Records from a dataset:
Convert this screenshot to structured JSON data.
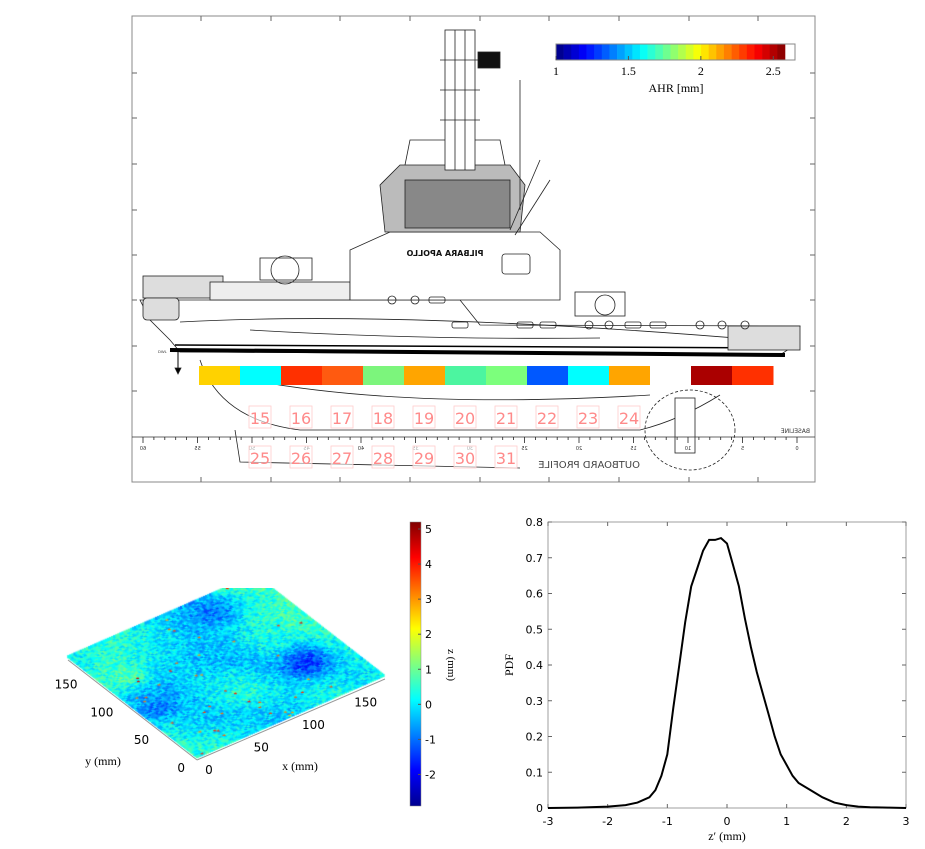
{
  "top_panel": {
    "vessel_name": "PILBARA APOLLO",
    "drawing_title": "OUTBOARD PROFILE",
    "baseline_label": "BASELINE",
    "dwl_label": "DWL",
    "ruler_ticks": [
      "60",
      "55",
      "50",
      "45",
      "40",
      "35",
      "30",
      "25",
      "20",
      "15",
      "10",
      "5",
      "0"
    ],
    "colorbar": {
      "label": "AHR [mm]",
      "range": [
        1,
        2.65
      ],
      "ticks": [
        "1",
        "1.5",
        "2",
        "2.5"
      ],
      "colormap": "jet"
    },
    "strip_row_1": [
      {
        "value": 2.1,
        "color": "#ffd200"
      },
      {
        "value": 1.5,
        "color": "#00ffff"
      },
      {
        "value": 2.4,
        "color": "#ff3000"
      },
      {
        "value": 2.35,
        "color": "#ff5a10"
      },
      {
        "value": 1.8,
        "color": "#7cf57c"
      },
      {
        "value": 2.2,
        "color": "#ffa500"
      },
      {
        "value": 1.65,
        "color": "#4cf5a0"
      },
      {
        "value": 1.8,
        "color": "#7cff7c"
      },
      {
        "value": 1.25,
        "color": "#0058ff"
      },
      {
        "value": 1.5,
        "color": "#00ffff"
      },
      {
        "value": 2.2,
        "color": "#ffa500"
      },
      {
        "value": null,
        "color": "#ffffff"
      },
      {
        "value": 2.6,
        "color": "#aa0000"
      },
      {
        "value": 2.4,
        "color": "#ff3000"
      }
    ],
    "section_labels_row_1": [
      "15",
      "16",
      "17",
      "18",
      "19",
      "20",
      "21",
      "22",
      "23",
      "24"
    ],
    "section_labels_row_2": [
      "25",
      "26",
      "27",
      "28",
      "29",
      "30",
      "31"
    ]
  },
  "chart_data": [
    {
      "type": "heatmap",
      "subtype": "3d-surface",
      "xlabel": "x (mm)",
      "ylabel": "y (mm)",
      "zlabel": "z (mm)",
      "xlim": [
        0,
        180
      ],
      "ylim": [
        0,
        180
      ],
      "xticks": [
        "0",
        "50",
        "100",
        "150"
      ],
      "yticks": [
        "0",
        "50",
        "100",
        "150"
      ],
      "colorbar": {
        "range": [
          -2.9,
          5.2
        ],
        "ticks": [
          "5",
          "4",
          "3",
          "2",
          "1",
          "0",
          "-1",
          "-2"
        ],
        "colormap": "jet"
      }
    },
    {
      "type": "line",
      "xlabel": "z′ (mm)",
      "ylabel": "PDF",
      "xlim": [
        -3,
        3
      ],
      "ylim": [
        0,
        0.8
      ],
      "xticks": [
        "-3",
        "-2",
        "-1",
        "0",
        "1",
        "2",
        "3"
      ],
      "yticks": [
        "0",
        "0.1",
        "0.2",
        "0.3",
        "0.4",
        "0.5",
        "0.6",
        "0.7",
        "0.8"
      ],
      "x": [
        -3,
        -2.5,
        -2,
        -1.7,
        -1.5,
        -1.3,
        -1.2,
        -1.1,
        -1.0,
        -0.9,
        -0.8,
        -0.7,
        -0.6,
        -0.5,
        -0.4,
        -0.3,
        -0.2,
        -0.1,
        0,
        0.1,
        0.2,
        0.3,
        0.4,
        0.5,
        0.6,
        0.7,
        0.8,
        0.9,
        1.0,
        1.1,
        1.2,
        1.4,
        1.6,
        1.8,
        2.0,
        2.2,
        2.4,
        2.7,
        3
      ],
      "y": [
        0,
        0.001,
        0.004,
        0.008,
        0.015,
        0.03,
        0.05,
        0.09,
        0.15,
        0.28,
        0.4,
        0.52,
        0.62,
        0.67,
        0.72,
        0.75,
        0.75,
        0.755,
        0.74,
        0.68,
        0.62,
        0.53,
        0.45,
        0.38,
        0.32,
        0.26,
        0.2,
        0.15,
        0.12,
        0.09,
        0.07,
        0.05,
        0.03,
        0.015,
        0.008,
        0.004,
        0.002,
        0.001,
        0
      ]
    }
  ]
}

Exercise instructions:
Transcribe the material exactly, and leave out whatever pictures it holds.

Task response:
Convert this screenshot to structured JSON data.
{
  "top_panel": {
    "vessel_name": "PILBARA APOLLO",
    "drawing_title": "OUTBOARD PROFILE",
    "baseline_label": "BASELINE",
    "dwl_label": "DWL",
    "ruler_ticks": [
      "60",
      "55",
      "50",
      "45",
      "40",
      "35",
      "30",
      "25",
      "20",
      "15",
      "10",
      "5",
      "0"
    ],
    "colorbar": {
      "label": "AHR [mm]",
      "range": [
        1,
        2.65
      ],
      "ticks": [
        "1",
        "1.5",
        "2",
        "2.5"
      ],
      "colormap": "jet"
    },
    "strip_row_1": [
      {
        "value": 2.1,
        "color": "#ffd200"
      },
      {
        "value": 1.5,
        "color": "#00ffff"
      },
      {
        "value": 2.4,
        "color": "#ff3000"
      },
      {
        "value": 2.35,
        "color": "#ff5a10"
      },
      {
        "value": 1.8,
        "color": "#7cf57c"
      },
      {
        "value": 2.2,
        "color": "#ffa500"
      },
      {
        "value": 1.65,
        "color": "#4cf5a0"
      },
      {
        "value": 1.8,
        "color": "#7cff7c"
      },
      {
        "value": 1.25,
        "color": "#0058ff"
      },
      {
        "value": 1.5,
        "color": "#00ffff"
      },
      {
        "value": 2.2,
        "color": "#ffa500"
      },
      {
        "value": null,
        "color": "#ffffff"
      },
      {
        "value": 2.6,
        "color": "#aa0000"
      },
      {
        "value": 2.4,
        "color": "#ff3000"
      }
    ],
    "section_labels_row_1": [
      "15",
      "16",
      "17",
      "18",
      "19",
      "20",
      "21",
      "22",
      "23",
      "24"
    ],
    "section_labels_row_2": [
      "25",
      "26",
      "27",
      "28",
      "29",
      "30",
      "31"
    ]
  },
  "chart_data": [
    {
      "type": "heatmap",
      "subtype": "3d-surface",
      "xlabel": "x (mm)",
      "ylabel": "y (mm)",
      "zlabel": "z (mm)",
      "xlim": [
        0,
        180
      ],
      "ylim": [
        0,
        180
      ],
      "xticks": [
        "0",
        "50",
        "100",
        "150"
      ],
      "yticks": [
        "0",
        "50",
        "100",
        "150"
      ],
      "colorbar": {
        "range": [
          -2.9,
          5.2
        ],
        "ticks": [
          "5",
          "4",
          "3",
          "2",
          "1",
          "0",
          "-1",
          "-2"
        ],
        "colormap": "jet"
      }
    },
    {
      "type": "line",
      "xlabel": "z′ (mm)",
      "ylabel": "PDF",
      "xlim": [
        -3,
        3
      ],
      "ylim": [
        0,
        0.8
      ],
      "xticks": [
        "-3",
        "-2",
        "-1",
        "0",
        "1",
        "2",
        "3"
      ],
      "yticks": [
        "0",
        "0.1",
        "0.2",
        "0.3",
        "0.4",
        "0.5",
        "0.6",
        "0.7",
        "0.8"
      ],
      "x": [
        -3,
        -2.5,
        -2,
        -1.7,
        -1.5,
        -1.3,
        -1.2,
        -1.1,
        -1.0,
        -0.9,
        -0.8,
        -0.7,
        -0.6,
        -0.5,
        -0.4,
        -0.3,
        -0.2,
        -0.1,
        0,
        0.1,
        0.2,
        0.3,
        0.4,
        0.5,
        0.6,
        0.7,
        0.8,
        0.9,
        1.0,
        1.1,
        1.2,
        1.4,
        1.6,
        1.8,
        2.0,
        2.2,
        2.4,
        2.7,
        3
      ],
      "y": [
        0,
        0.001,
        0.004,
        0.008,
        0.015,
        0.03,
        0.05,
        0.09,
        0.15,
        0.28,
        0.4,
        0.52,
        0.62,
        0.67,
        0.72,
        0.75,
        0.75,
        0.755,
        0.74,
        0.68,
        0.62,
        0.53,
        0.45,
        0.38,
        0.32,
        0.26,
        0.2,
        0.15,
        0.12,
        0.09,
        0.07,
        0.05,
        0.03,
        0.015,
        0.008,
        0.004,
        0.002,
        0.001,
        0
      ]
    }
  ]
}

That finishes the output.